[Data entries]
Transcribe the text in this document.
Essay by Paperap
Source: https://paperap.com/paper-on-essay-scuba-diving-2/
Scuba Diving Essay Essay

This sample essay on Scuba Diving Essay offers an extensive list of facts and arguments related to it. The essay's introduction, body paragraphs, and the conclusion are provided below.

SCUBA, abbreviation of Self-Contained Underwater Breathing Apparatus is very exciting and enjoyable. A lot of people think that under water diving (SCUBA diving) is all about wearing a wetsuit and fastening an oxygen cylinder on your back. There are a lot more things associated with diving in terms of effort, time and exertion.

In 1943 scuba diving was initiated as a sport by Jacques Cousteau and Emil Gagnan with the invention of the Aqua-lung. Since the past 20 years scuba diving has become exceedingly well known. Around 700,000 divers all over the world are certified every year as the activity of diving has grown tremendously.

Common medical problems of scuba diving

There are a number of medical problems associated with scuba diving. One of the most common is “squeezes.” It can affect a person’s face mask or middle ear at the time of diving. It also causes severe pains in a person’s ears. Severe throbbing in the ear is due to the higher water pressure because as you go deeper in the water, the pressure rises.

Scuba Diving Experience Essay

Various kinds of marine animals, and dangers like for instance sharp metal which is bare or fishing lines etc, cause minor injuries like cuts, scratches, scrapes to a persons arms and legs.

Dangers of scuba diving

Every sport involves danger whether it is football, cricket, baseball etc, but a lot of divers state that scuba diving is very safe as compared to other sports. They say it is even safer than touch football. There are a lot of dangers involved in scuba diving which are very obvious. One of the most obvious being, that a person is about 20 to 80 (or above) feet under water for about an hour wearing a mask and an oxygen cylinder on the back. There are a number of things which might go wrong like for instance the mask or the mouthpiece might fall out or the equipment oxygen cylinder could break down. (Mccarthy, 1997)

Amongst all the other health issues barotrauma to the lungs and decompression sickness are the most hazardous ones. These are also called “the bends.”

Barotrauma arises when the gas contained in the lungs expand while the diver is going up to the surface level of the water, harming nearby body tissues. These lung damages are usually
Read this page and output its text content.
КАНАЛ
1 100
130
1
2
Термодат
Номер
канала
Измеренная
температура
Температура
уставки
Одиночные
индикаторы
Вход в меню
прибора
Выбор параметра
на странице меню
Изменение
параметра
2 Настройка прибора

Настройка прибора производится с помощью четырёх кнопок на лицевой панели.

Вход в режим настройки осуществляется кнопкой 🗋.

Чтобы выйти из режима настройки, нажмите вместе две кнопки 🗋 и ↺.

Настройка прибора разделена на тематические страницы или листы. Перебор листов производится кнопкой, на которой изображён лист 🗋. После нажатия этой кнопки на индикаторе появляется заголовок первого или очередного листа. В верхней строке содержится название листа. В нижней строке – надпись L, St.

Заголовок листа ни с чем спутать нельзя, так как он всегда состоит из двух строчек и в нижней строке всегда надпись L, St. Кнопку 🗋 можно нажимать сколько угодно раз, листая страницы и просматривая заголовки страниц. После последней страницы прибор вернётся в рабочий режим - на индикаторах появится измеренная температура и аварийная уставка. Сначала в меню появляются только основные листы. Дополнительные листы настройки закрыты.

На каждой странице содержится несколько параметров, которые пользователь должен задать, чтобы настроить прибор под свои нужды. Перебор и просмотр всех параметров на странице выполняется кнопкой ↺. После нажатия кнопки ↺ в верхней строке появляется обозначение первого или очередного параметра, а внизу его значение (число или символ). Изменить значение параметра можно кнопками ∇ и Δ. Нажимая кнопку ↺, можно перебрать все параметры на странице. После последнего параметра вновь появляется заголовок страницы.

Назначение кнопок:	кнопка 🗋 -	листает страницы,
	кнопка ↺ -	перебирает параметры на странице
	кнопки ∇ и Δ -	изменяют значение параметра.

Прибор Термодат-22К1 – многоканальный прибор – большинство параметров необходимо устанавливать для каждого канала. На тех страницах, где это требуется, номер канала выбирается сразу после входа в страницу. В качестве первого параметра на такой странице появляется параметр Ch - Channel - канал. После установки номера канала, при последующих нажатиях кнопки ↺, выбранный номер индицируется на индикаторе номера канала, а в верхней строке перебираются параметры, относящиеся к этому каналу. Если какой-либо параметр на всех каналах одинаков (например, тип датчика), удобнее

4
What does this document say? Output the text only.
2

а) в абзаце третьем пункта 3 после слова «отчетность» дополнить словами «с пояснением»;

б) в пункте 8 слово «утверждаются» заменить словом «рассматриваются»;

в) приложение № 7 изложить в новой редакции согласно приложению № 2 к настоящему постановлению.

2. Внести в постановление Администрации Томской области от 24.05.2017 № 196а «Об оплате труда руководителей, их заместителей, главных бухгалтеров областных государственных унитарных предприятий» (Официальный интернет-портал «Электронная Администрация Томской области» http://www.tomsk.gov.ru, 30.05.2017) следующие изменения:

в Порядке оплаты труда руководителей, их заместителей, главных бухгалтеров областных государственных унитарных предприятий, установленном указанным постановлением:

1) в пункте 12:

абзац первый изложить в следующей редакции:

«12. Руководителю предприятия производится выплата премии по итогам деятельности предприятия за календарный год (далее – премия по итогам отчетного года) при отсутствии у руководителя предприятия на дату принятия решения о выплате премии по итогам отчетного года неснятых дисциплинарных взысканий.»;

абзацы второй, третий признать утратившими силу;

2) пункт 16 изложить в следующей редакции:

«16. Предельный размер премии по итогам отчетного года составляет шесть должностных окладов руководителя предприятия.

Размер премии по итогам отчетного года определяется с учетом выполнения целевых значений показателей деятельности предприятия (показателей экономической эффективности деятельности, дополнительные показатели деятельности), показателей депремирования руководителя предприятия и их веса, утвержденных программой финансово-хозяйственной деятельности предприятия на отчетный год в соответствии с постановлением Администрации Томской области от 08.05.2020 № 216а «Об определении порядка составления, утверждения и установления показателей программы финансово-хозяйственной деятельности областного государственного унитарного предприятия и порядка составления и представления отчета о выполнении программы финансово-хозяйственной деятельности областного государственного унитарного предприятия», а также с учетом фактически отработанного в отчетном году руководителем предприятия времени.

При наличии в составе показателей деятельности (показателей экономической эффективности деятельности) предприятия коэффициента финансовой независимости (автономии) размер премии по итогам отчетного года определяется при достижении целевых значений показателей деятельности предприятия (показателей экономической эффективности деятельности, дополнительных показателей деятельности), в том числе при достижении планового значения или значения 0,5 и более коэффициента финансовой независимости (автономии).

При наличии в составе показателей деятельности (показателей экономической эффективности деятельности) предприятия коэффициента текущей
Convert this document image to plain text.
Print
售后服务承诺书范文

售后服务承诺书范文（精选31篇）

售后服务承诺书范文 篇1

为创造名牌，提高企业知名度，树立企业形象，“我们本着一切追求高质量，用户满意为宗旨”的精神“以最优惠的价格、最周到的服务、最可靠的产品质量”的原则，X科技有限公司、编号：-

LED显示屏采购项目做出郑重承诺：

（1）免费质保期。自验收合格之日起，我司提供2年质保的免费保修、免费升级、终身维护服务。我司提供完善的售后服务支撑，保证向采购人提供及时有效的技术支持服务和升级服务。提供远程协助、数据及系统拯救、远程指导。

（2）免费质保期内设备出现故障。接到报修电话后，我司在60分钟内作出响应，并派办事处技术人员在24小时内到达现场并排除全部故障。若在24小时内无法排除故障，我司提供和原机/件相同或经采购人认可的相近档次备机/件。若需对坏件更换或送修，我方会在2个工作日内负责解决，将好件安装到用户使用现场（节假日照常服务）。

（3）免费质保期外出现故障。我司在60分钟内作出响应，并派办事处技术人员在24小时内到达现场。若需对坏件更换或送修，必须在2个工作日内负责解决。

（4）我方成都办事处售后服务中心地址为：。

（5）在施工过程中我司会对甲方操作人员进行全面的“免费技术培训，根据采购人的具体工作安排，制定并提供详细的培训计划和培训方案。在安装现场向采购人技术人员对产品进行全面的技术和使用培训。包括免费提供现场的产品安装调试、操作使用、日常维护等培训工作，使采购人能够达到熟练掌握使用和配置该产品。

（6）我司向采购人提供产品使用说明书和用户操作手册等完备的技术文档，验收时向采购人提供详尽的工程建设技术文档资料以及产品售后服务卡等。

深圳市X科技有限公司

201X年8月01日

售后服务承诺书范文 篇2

> _Task statement_: In the entries above, count every line containing the word "Настройка". Write only the total.

> _Full solution_: 3